Data shown start

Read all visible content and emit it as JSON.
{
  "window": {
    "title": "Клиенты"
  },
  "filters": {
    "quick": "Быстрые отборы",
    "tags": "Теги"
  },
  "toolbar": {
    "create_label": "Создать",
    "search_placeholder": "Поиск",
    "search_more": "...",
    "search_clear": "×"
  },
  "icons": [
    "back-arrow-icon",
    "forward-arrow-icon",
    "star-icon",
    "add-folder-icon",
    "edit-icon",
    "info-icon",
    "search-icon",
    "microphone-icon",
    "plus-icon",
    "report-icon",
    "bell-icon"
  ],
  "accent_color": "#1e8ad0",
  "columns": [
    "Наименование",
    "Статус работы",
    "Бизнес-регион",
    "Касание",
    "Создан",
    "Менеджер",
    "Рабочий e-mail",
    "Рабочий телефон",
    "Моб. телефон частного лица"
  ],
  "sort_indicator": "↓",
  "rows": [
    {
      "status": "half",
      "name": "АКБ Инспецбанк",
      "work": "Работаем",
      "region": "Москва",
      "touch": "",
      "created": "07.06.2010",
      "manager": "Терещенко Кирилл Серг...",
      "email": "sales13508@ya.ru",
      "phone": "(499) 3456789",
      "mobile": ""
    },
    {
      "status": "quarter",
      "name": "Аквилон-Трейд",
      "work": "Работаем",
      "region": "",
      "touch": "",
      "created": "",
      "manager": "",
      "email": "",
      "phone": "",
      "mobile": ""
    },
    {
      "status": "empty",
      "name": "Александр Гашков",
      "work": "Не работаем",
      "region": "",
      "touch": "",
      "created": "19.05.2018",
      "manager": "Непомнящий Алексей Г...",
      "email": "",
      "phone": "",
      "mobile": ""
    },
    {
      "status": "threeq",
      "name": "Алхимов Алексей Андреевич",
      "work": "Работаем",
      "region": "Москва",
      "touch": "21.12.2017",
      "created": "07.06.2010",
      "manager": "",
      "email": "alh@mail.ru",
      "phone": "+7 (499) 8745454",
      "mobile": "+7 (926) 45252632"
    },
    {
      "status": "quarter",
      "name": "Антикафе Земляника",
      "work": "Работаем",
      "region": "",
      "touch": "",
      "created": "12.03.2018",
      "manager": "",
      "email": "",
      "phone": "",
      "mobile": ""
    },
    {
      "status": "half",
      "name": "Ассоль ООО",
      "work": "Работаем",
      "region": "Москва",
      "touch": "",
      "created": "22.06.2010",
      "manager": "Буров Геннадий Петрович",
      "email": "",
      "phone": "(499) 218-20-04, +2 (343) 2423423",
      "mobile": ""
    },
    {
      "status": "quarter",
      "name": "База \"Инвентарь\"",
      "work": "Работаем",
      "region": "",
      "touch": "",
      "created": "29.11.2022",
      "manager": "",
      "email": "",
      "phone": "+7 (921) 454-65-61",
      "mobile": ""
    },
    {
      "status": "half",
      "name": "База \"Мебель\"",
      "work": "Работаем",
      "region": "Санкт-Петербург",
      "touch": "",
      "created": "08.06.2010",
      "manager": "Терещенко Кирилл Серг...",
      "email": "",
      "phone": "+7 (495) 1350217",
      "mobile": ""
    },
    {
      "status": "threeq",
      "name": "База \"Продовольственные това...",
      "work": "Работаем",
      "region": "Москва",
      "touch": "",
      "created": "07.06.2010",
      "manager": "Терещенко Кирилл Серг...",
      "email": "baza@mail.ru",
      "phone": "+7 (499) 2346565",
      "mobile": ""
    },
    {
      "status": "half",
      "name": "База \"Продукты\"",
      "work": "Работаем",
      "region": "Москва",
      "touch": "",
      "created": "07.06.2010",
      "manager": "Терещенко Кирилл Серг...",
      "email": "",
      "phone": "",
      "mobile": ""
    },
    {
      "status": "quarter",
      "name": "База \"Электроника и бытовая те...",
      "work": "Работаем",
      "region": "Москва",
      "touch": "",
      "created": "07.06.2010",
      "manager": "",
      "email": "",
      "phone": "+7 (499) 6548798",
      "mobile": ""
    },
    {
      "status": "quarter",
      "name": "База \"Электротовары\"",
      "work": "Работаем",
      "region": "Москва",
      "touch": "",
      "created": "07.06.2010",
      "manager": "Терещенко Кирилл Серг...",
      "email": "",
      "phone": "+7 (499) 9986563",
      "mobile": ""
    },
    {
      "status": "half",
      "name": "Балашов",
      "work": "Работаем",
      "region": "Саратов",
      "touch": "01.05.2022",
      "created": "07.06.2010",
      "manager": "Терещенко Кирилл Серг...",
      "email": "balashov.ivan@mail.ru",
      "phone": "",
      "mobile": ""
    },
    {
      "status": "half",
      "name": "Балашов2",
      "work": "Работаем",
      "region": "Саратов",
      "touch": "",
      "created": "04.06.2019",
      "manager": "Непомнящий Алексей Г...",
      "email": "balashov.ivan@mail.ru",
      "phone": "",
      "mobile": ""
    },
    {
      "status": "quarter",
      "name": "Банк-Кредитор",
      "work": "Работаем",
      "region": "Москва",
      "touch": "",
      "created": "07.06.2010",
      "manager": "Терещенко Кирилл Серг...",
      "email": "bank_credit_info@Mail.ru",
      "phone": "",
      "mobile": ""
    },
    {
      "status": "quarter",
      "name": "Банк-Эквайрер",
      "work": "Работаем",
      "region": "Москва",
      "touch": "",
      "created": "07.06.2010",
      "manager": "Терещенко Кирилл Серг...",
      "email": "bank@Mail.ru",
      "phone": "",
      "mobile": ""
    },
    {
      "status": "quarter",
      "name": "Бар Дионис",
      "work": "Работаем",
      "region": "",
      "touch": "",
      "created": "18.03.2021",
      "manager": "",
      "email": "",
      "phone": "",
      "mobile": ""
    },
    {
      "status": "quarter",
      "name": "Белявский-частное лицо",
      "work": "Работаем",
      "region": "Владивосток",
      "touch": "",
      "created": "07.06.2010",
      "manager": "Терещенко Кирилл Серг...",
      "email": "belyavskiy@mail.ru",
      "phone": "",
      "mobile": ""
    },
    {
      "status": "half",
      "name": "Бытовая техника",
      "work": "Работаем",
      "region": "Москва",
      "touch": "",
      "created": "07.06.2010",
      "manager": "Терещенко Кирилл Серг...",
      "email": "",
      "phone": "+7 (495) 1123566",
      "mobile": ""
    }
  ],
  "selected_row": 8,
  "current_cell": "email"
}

Data shown end

_Given problem_
Transcribe all entries exactly as they are given.

_Reply to the exercise_
Read all visible content and emit it as JSON.
{
  "window": {
    "title": "Клиенты"
  },
  "filters": {
    "quick": "Быстрые отборы",
    "tags": "Теги"
  },
  "toolbar": {
    "create_label": "Создать",
    "search_placeholder": "Поиск",
    "search_more": "...",
    "search_clear": "×"
  },
  "icons": [
    "back-arrow-icon",
    "forward-arrow-icon",
    "star-icon",
    "add-folder-icon",
    "edit-icon",
    "info-icon",
    "search-icon",
    "microphone-icon",
    "plus-icon",
    "report-icon",
    "bell-icon"
  ],
  "accent_color": "#1e8ad0",
  "columns": [
    "Наименование",
    "Статус работы",
    "Бизнес-регион",
    "Касание",
    "Создан",
    "Менеджер",
    "Рабочий e-mail",
    "Рабочий телефон",
    "Моб. телефон частного лица"
  ],
  "sort_indicator": "↓",
  "rows": [
    {
      "status": "half",
      "name": "АКБ Инспецбанк",
      "work": "Работаем",
      "region": "Москва",
      "touch": "",
      "created": "07.06.2010",
      "manager": "Терещенко Кирилл Серг...",
      "email": "sales13508@ya.ru",
      "phone": "(499) 3456789",
      "mobile": ""
    },
    {
      "status": "quarter",
      "name": "Аквилон-Трейд",
      "work": "Работаем",
      "region": "",
      "touch": "",
      "created": "",
      "manager": "",
      "email": "",
      "phone": "",
      "mobile": ""
    },
    {
      "status": "empty",
      "name": "Александр Гашков",
      "work": "Не работаем",
      "region": "",
      "touch": "",
      "created": "19.05.2018",
      "manager": "Непомнящий Алексей Г...",
      "email": "",
      "phone": "",
      "mobile": ""
    },
    {
      "status": "threeq",
      "name": "Алхимов Алексей Андреевич",
      "work": "Работаем",
      "region": "Москва",
      "touch": "21.12.2017",
      "created": "07.06.2010",
      "manager": "",
      "email": "alh@mail.ru",
      "phone": "+7 (499) 8745454",
      "mobile": "+7 (926) 45252632"
    },
    {
      "status": "quarter",
      "name": "Антикафе Земляника",
      "work": "Работаем",
      "region": "",
      "touch": "",
      "created": "12.03.2018",
      "manager": "",
      "email": "",
      "phone": "",
      "mobile": ""
    },
    {
      "status": "half",
      "name": "Ассоль ООО",
      "work": "Работаем",
      "region": "Москва",
      "touch": "",
      "created": "22.06.2010",
      "manager": "Буров Геннадий Петрович",
      "email": "",
      "phone": "(499) 218-20-04, +2 (343) 2423423",
      "mobile": ""
    },
    {
      "status": "quarter",
      "name": "База \"Инвентарь\"",
      "work": "Работаем",
      "region": "",
      "touch": "",
      "created": "29.11.2022",
      "manager": "",
      "email": "",
      "phone": "+7 (921) 454-65-61",
      "mobile": ""
    },
    {
      "status": "half",
      "name": "База \"Мебель\"",
      "work": "Работаем",
      "region": "Санкт-Петербург",
      "touch": "",
      "created": "08.06.2010",
      "manager": "Терещенко Кирилл Серг...",
      "email": "",
      "phone": "+7 (495) 1350217",
      "mobile": ""
    },
    {
      "status": "threeq",
      "name": "База \"Продовольственные това...",
      "work": "Работаем",
      "region": "Москва",
      "touch": "",
      "created": "07.06.2010",
      "manager": "Терещенко Кирилл Серг...",
      "email": "baza@mail.ru",
      "phone": "+7 (499) 2346565",
      "mobile": ""
    },
    {
      "status": "half",
      "name": "База \"Продукты\"",
      "work": "Работаем",
      "region": "Москва",
      "touch": "",
      "created": "07.06.2010",
      "manager": "Терещенко Кирилл Серг...",
      "email": "",
      "phone": "",
      "mobile": ""
    },
    {
      "status": "quarter",
      "name": "База \"Электроника и бытовая те...",
      "work": "Работаем",
      "region": "Москва",
      "touch": "",
      "created": "07.06.2010",
      "manager": "",
      "email": "",
      "phone": "+7 (499) 6548798",
      "mobile": ""
    },
    {
      "status": "quarter",
      "name": "База \"Электротовары\"",
      "work": "Работаем",
      "region": "Москва",
      "touch": "",
      "created": "07.06.2010",
      "manager": "Терещенко Кирилл Серг...",
      "email": "",
      "phone": "+7 (499) 9986563",
      "mobile": ""
    },
    {
      "status": "half",
      "name": "Балашов",
      "work": "Работаем",
      "region": "Саратов",
      "touch": "01.05.2022",
      "created": "07.06.2010",
      "manager": "Терещенко Кирилл Серг...",
      "email": "balashov.ivan@mail.ru",
      "phone": "",
      "mobile": ""
    },
    {
      "status": "half",
      "name": "Балашов2",
      "work": "Работаем",
      "region": "Саратов",
      "touch": "",
      "created": "04.06.2019",
      "manager": "Непомнящий Алексей Г...",
      "email": "balashov.ivan@mail.ru",
      "phone": "",
      "mobile": ""
    },
    {
      "status": "quarter",
      "name": "Банк-Кредитор",
      "work": "Работаем",
      "region": "Москва",
      "touch": "",
      "created": "07.06.2010",
      "manager": "Терещенко Кирилл Серг...",
      "email": "bank_credit_info@Mail.ru",
      "phone": "",
      "mobile": ""
    },
    {
      "status": "quarter",
      "name": "Банк-Эквайрер",
      "work": "Работаем",
      "region": "Москва",
      "touch": "",
      "created": "07.06.2010",
      "manager": "Терещенко Кирилл Серг...",
      "email": "bank@Mail.ru",
      "phone": "",
      "mobile": ""
    },
    {
      "status": "quarter",
      "name": "Бар Дионис",
      "work": "Работаем",
      "region": "",
      "touch": "",
      "created": "18.03.2021",
      "manager": "",
      "email": "",
      "phone": "",
      "mobile": ""
    },
    {
      "status": "quarter",
      "name": "Белявский-частное лицо",
      "work": "Работаем",
      "region": "Владивосток",
      "touch": "",
      "created": "07.06.2010",
      "manager": "Терещенко Кирилл Серг...",
      "email": "belyavskiy@mail.ru",
      "phone": "",
      "mobile": ""
    },
    {
      "status": "half",
      "name": "Бытовая техника",
      "work": "Работаем",
      "region": "Москва",
      "touch": "",
      "created": "07.06.2010",
      "manager": "Терещенко Кирилл Серг...",
      "email": "",
      "phone": "+7 (495) 1123566",
      "mobile": ""
    }
  ],
  "selected_row": 8,
  "current_cell": "email"
}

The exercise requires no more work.